*Dataset excerpts:*
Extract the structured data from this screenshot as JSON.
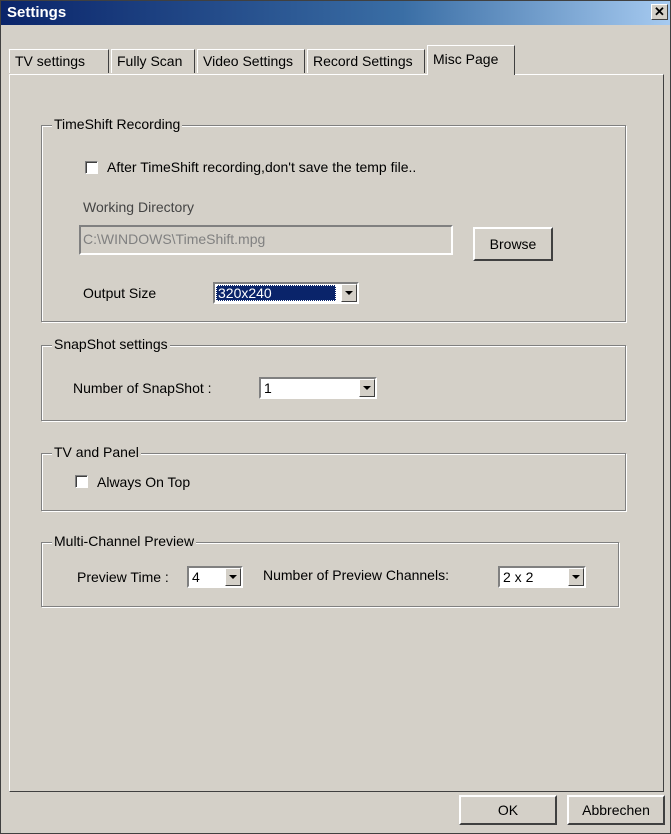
{
  "window": {
    "title": "Settings",
    "close_label": "✕"
  },
  "tabs": [
    {
      "label": "TV settings"
    },
    {
      "label": "Fully Scan"
    },
    {
      "label": "Video Settings"
    },
    {
      "label": "Record Settings"
    },
    {
      "label": "Misc Page",
      "active": true
    }
  ],
  "timeshift": {
    "legend": "TimeShift Recording",
    "checkbox_label": "After TimeShift recording,don't save the temp file..",
    "checkbox_checked": false,
    "working_dir_label": "Working Directory",
    "working_dir_value": "C:\\WINDOWS\\TimeShift.mpg",
    "browse_label": "Browse",
    "output_size_label": "Output Size",
    "output_size_value": "320x240"
  },
  "snapshot": {
    "legend": "SnapShot settings",
    "count_label": "Number of SnapShot :",
    "count_value": "1"
  },
  "tvpanel": {
    "legend": "TV and Panel",
    "always_on_top_label": "Always On Top",
    "always_on_top_checked": false
  },
  "multichannel": {
    "legend": "Multi-Channel Preview",
    "preview_time_label": "Preview Time :",
    "preview_time_value": "4",
    "channels_label": "Number of Preview Channels:",
    "channels_value": "2 x 2"
  },
  "footer": {
    "ok_label": "OK",
    "cancel_label": "Abbrechen"
  }
}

*Your task:* Omit the pictures, then output the rest of the listing exactly.

*Answer to the task:*
Extract the structured data from this screenshot as JSON.
{
  "window": {
    "title": "Settings",
    "close_label": "✕"
  },
  "tabs": [
    {
      "label": "TV settings"
    },
    {
      "label": "Fully Scan"
    },
    {
      "label": "Video Settings"
    },
    {
      "label": "Record Settings"
    },
    {
      "label": "Misc Page",
      "active": true
    }
  ],
  "timeshift": {
    "legend": "TimeShift Recording",
    "checkbox_label": "After TimeShift recording,don't save the temp file..",
    "checkbox_checked": false,
    "working_dir_label": "Working Directory",
    "working_dir_value": "C:\\WINDOWS\\TimeShift.mpg",
    "browse_label": "Browse",
    "output_size_label": "Output Size",
    "output_size_value": "320x240"
  },
  "snapshot": {
    "legend": "SnapShot settings",
    "count_label": "Number of SnapShot :",
    "count_value": "1"
  },
  "tvpanel": {
    "legend": "TV and Panel",
    "always_on_top_label": "Always On Top",
    "always_on_top_checked": false
  },
  "multichannel": {
    "legend": "Multi-Channel Preview",
    "preview_time_label": "Preview Time :",
    "preview_time_value": "4",
    "channels_label": "Number of Preview Channels:",
    "channels_value": "2 x 2"
  },
  "footer": {
    "ok_label": "OK",
    "cancel_label": "Abbrechen"
  }
}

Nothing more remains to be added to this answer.